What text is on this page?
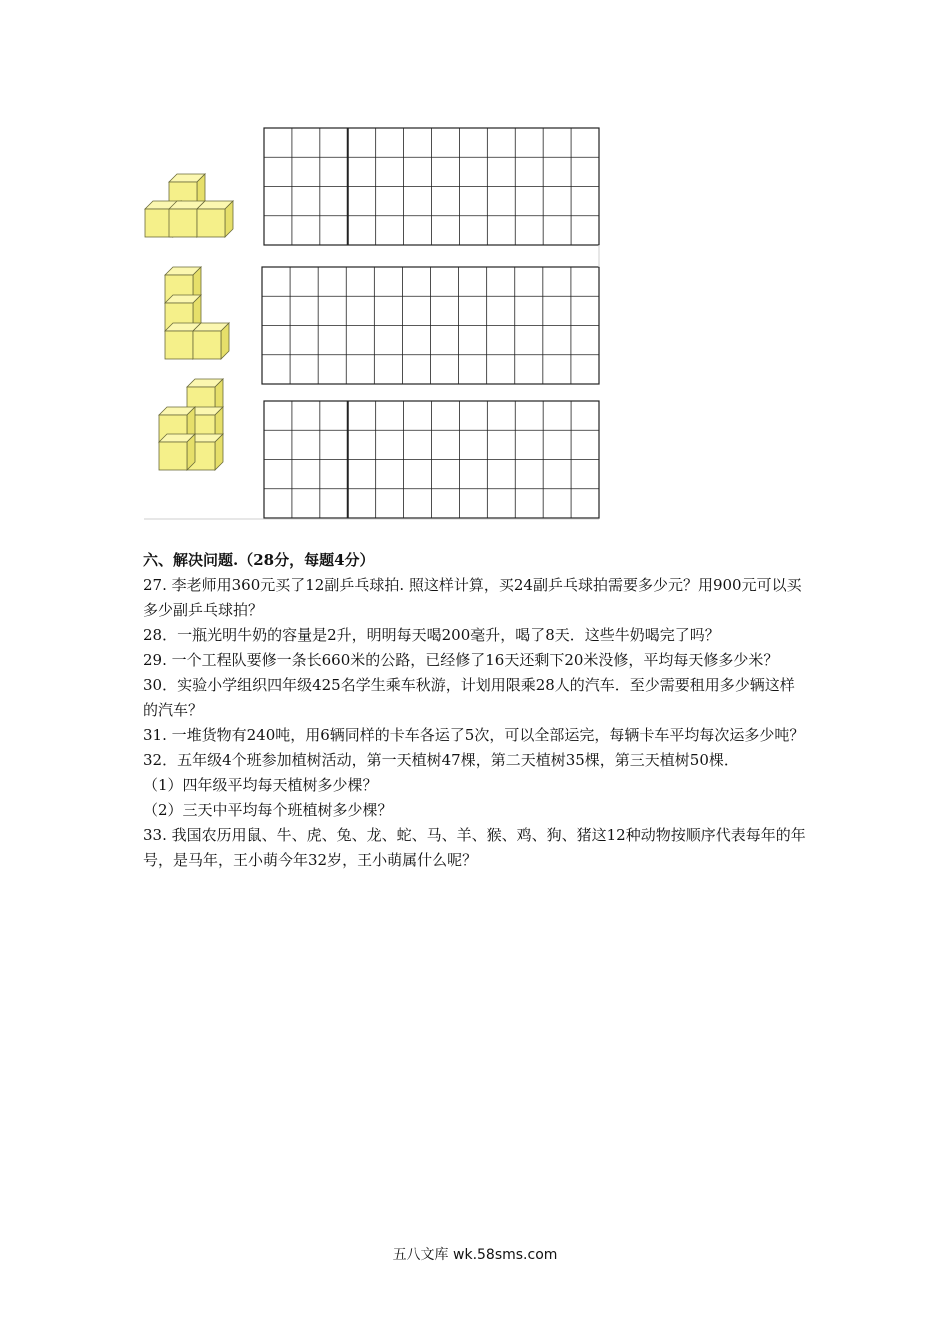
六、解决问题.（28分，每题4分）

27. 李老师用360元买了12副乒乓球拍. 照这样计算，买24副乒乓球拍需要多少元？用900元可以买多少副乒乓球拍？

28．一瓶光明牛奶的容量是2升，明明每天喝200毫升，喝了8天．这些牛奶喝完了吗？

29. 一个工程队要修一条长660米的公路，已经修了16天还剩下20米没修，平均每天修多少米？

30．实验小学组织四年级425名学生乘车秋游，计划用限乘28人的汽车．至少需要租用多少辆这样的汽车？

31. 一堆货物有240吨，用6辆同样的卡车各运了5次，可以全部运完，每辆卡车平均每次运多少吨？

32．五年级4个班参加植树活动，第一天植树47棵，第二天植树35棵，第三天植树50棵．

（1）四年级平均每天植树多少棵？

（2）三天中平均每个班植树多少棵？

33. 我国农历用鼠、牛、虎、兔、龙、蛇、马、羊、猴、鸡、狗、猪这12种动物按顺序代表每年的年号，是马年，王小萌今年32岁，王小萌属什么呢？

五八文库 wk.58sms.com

=====

DIRECTION
Pictures don't belong in the copy. Restate all the entries exactly.

THE COMPLETED TASK
What text is on this page?
六、解决问题.（28分，每题4分）

27. 李老师用360元买了12副乒乓球拍. 照这样计算，买24副乒乓球拍需要多少元？用900元可以买多少副乒乓球拍？

28．一瓶光明牛奶的容量是2升，明明每天喝200毫升，喝了8天．这些牛奶喝完了吗？

29. 一个工程队要修一条长660米的公路，已经修了16天还剩下20米没修，平均每天修多少米？

30．实验小学组织四年级425名学生乘车秋游，计划用限乘28人的汽车．至少需要租用多少辆这样的汽车？

31. 一堆货物有240吨，用6辆同样的卡车各运了5次，可以全部运完，每辆卡车平均每次运多少吨？

32．五年级4个班参加植树活动，第一天植树47棵，第二天植树35棵，第三天植树50棵．

（1）四年级平均每天植树多少棵？

（2）三天中平均每个班植树多少棵？

33. 我国农历用鼠、牛、虎、兔、龙、蛇、马、羊、猴、鸡、狗、猪这12种动物按顺序代表每年的年号，是马年，王小萌今年32岁，王小萌属什么呢？

五八文库 wk.58sms.com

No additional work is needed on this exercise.